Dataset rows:
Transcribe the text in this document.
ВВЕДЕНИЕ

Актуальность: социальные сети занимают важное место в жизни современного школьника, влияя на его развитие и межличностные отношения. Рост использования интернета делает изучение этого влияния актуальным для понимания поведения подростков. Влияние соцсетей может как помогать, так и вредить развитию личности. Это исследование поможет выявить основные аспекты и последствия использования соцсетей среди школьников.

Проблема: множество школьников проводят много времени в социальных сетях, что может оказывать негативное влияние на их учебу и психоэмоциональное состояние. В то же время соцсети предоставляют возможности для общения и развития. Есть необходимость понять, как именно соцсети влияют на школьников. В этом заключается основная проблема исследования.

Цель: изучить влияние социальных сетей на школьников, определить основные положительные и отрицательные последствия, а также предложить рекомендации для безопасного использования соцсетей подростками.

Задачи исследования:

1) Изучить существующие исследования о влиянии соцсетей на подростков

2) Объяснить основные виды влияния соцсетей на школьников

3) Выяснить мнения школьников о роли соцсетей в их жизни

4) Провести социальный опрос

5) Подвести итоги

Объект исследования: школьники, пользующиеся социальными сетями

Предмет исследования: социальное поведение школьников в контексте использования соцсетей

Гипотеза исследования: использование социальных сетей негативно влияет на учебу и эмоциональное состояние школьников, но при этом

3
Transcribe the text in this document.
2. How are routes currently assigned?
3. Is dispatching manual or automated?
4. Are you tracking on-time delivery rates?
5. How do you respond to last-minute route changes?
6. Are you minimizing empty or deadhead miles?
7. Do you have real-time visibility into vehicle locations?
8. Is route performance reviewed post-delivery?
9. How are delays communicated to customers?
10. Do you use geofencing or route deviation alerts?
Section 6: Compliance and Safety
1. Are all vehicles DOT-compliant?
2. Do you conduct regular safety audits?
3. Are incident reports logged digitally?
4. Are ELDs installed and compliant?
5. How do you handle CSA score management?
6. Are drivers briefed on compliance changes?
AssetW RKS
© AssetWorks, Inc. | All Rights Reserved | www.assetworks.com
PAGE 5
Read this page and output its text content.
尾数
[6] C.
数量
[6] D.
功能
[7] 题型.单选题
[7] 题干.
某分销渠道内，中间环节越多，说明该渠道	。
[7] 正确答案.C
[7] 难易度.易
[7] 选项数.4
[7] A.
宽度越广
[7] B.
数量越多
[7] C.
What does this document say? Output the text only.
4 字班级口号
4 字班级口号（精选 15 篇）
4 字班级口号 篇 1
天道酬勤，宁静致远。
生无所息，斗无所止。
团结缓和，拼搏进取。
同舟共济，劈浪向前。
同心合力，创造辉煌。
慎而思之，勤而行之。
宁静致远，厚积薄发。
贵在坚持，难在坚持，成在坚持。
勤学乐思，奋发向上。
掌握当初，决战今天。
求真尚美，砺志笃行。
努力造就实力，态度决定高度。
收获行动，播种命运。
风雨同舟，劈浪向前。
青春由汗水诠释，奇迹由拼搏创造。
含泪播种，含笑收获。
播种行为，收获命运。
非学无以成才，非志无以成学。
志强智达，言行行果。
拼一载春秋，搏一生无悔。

◆ Required task: Above are the records; retype every one exactly.

◆ Solution to this problem:
Transcribe the text in this document.
ВВЕДЕНИЕ

Актуальность: социальные сети занимают важное место в жизни современного школьника, влияя на его развитие и межличностные отношения. Рост использования интернета делает изучение этого влияния актуальным для понимания поведения подростков. Влияние соцсетей может как помогать, так и вредить развитию личности. Это исследование поможет выявить основные аспекты и последствия использования соцсетей среди школьников.

Проблема: множество школьников проводят много времени в социальных сетях, что может оказывать негативное влияние на их учебу и психоэмоциональное состояние. В то же время соцсети предоставляют возможности для общения и развития. Есть необходимость понять, как именно соцсети влияют на школьников. В этом заключается основная проблема исследования.

Цель: изучить влияние социальных сетей на школьников, определить основные положительные и отрицательные последствия, а также предложить рекомендации для безопасного использования соцсетей подростками.

Задачи исследования:

1) Изучить существующие исследования о влиянии соцсетей на подростков

2) Объяснить основные виды влияния соцсетей на школьников

3) Выяснить мнения школьников о роли соцсетей в их жизни

4) Провести социальный опрос

5) Подвести итоги

Объект исследования: школьники, пользующиеся социальными сетями

Предмет исследования: социальное поведение школьников в контексте использования соцсетей

Гипотеза исследования: использование социальных сетей негативно влияет на учебу и эмоциональное состояние школьников, но при этом

3
Transcribe the text in this document.
2. How are routes currently assigned?
3. Is dispatching manual or automated?
4. Are you tracking on-time delivery rates?
5. How do you respond to last-minute route changes?
6. Are you minimizing empty or deadhead miles?
7. Do you have real-time visibility into vehicle locations?
8. Is route performance reviewed post-delivery?
9. How are delays communicated to customers?
10. Do you use geofencing or route deviation alerts?
Section 6: Compliance and Safety
1. Are all vehicles DOT-compliant?
2. Do you conduct regular safety audits?
3. Are incident reports logged digitally?
4. Are ELDs installed and compliant?
5. How do you handle CSA score management?
6. Are drivers briefed on compliance changes?
AssetW RKS
© AssetWorks, Inc. | All Rights Reserved | www.assetworks.com
PAGE 5
Read this page and output its text content.
尾数
[6] C.
数量
[6] D.
功能
[7] 题型.单选题
[7] 题干.
某分销渠道内，中间环节越多，说明该渠道	。
[7] 正确答案.C
[7] 难易度.易
[7] 选项数.4
[7] A.
宽度越广
[7] B.
数量越多
[7] C.
What does this document say? Output the text only.
4 字班级口号
4 字班级口号（精选 15 篇）
4 字班级口号 篇 1
天道酬勤，宁静致远。
生无所息，斗无所止。
团结缓和，拼搏进取。
同舟共济，劈浪向前。
同心合力，创造辉煌。
慎而思之，勤而行之。
宁静致远，厚积薄发。
贵在坚持，难在坚持，成在坚持。
勤学乐思，奋发向上。
掌握当初，决战今天。
求真尚美，砺志笃行。
努力造就实力，态度决定高度。
收获行动，播种命运。
风雨同舟，劈浪向前。
青春由汗水诠释，奇迹由拼搏创造。
含泪播种，含笑收获。
播种行为，收获命运。
非学无以成才，非志无以成学。
志强智达，言行行果。
拼一载春秋，搏一生无悔。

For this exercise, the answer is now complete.